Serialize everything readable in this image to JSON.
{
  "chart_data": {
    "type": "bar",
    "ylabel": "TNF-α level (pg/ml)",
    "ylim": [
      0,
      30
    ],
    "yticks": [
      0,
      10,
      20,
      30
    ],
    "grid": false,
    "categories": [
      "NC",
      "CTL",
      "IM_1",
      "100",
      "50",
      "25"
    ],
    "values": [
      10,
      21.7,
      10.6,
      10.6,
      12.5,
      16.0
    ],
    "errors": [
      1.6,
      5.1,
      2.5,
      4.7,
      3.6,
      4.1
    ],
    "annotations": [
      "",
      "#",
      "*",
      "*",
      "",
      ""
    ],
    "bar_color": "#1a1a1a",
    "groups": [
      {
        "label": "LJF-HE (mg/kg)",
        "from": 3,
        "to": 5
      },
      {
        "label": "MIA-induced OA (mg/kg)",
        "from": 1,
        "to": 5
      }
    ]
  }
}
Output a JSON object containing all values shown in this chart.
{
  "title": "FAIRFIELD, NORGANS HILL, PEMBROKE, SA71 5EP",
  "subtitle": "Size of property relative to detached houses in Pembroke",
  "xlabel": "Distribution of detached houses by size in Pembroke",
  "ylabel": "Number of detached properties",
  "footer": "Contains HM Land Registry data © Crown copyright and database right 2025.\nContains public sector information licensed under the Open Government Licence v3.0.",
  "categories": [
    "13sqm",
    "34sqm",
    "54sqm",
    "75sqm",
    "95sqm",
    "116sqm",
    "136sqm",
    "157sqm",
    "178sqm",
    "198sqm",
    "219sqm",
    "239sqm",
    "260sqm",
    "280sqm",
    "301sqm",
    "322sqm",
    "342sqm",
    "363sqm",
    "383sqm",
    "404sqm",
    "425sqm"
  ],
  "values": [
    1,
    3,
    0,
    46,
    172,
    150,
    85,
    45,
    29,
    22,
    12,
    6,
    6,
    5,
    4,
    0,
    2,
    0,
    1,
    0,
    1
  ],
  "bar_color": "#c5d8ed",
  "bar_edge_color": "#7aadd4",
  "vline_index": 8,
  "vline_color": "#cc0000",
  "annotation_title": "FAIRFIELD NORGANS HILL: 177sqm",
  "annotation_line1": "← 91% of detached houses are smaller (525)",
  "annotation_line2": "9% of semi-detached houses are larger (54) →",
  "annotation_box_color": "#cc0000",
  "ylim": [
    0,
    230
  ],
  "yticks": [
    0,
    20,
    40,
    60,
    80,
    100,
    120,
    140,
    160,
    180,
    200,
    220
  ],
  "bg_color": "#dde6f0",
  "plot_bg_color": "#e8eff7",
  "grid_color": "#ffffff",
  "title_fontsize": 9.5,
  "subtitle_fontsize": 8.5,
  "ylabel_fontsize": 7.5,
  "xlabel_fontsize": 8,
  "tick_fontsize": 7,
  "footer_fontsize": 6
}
= = =
Work to be completed: Transcribe all of the entries without altering anything.

Task solution:
Serialize everything readable in this image to JSON.
{
  "chart_data": {
    "type": "bar",
    "ylabel": "TNF-α level (pg/ml)",
    "ylim": [
      0,
      30
    ],
    "yticks": [
      0,
      10,
      20,
      30
    ],
    "grid": false,
    "categories": [
      "NC",
      "CTL",
      "IM_1",
      "100",
      "50",
      "25"
    ],
    "values": [
      10,
      21.7,
      10.6,
      10.6,
      12.5,
      16.0
    ],
    "errors": [
      1.6,
      5.1,
      2.5,
      4.7,
      3.6,
      4.1
    ],
    "annotations": [
      "",
      "#",
      "*",
      "*",
      "",
      ""
    ],
    "bar_color": "#1a1a1a",
    "groups": [
      {
        "label": "LJF-HE (mg/kg)",
        "from": 3,
        "to": 5
      },
      {
        "label": "MIA-induced OA (mg/kg)",
        "from": 1,
        "to": 5
      }
    ]
  }
}
Output a JSON object containing all values shown in this chart.
{
  "title": "FAIRFIELD, NORGANS HILL, PEMBROKE, SA71 5EP",
  "subtitle": "Size of property relative to detached houses in Pembroke",
  "xlabel": "Distribution of detached houses by size in Pembroke",
  "ylabel": "Number of detached properties",
  "footer": "Contains HM Land Registry data © Crown copyright and database right 2025.\nContains public sector information licensed under the Open Government Licence v3.0.",
  "categories": [
    "13sqm",
    "34sqm",
    "54sqm",
    "75sqm",
    "95sqm",
    "116sqm",
    "136sqm",
    "157sqm",
    "178sqm",
    "198sqm",
    "219sqm",
    "239sqm",
    "260sqm",
    "280sqm",
    "301sqm",
    "322sqm",
    "342sqm",
    "363sqm",
    "383sqm",
    "404sqm",
    "425sqm"
  ],
  "values": [
    1,
    3,
    0,
    46,
    172,
    150,
    85,
    45,
    29,
    22,
    12,
    6,
    6,
    5,
    4,
    0,
    2,
    0,
    1,
    0,
    1
  ],
  "bar_color": "#c5d8ed",
  "bar_edge_color": "#7aadd4",
  "vline_index": 8,
  "vline_color": "#cc0000",
  "annotation_title": "FAIRFIELD NORGANS HILL: 177sqm",
  "annotation_line1": "← 91% of detached houses are smaller (525)",
  "annotation_line2": "9% of semi-detached houses are larger (54) →",
  "annotation_box_color": "#cc0000",
  "ylim": [
    0,
    230
  ],
  "yticks": [
    0,
    20,
    40,
    60,
    80,
    100,
    120,
    140,
    160,
    180,
    200,
    220
  ],
  "bg_color": "#dde6f0",
  "plot_bg_color": "#e8eff7",
  "grid_color": "#ffffff",
  "title_fontsize": 9.5,
  "subtitle_fontsize": 8.5,
  "ylabel_fontsize": 7.5,
  "xlabel_fontsize": 8,
  "tick_fontsize": 7,
  "footer_fontsize": 6
}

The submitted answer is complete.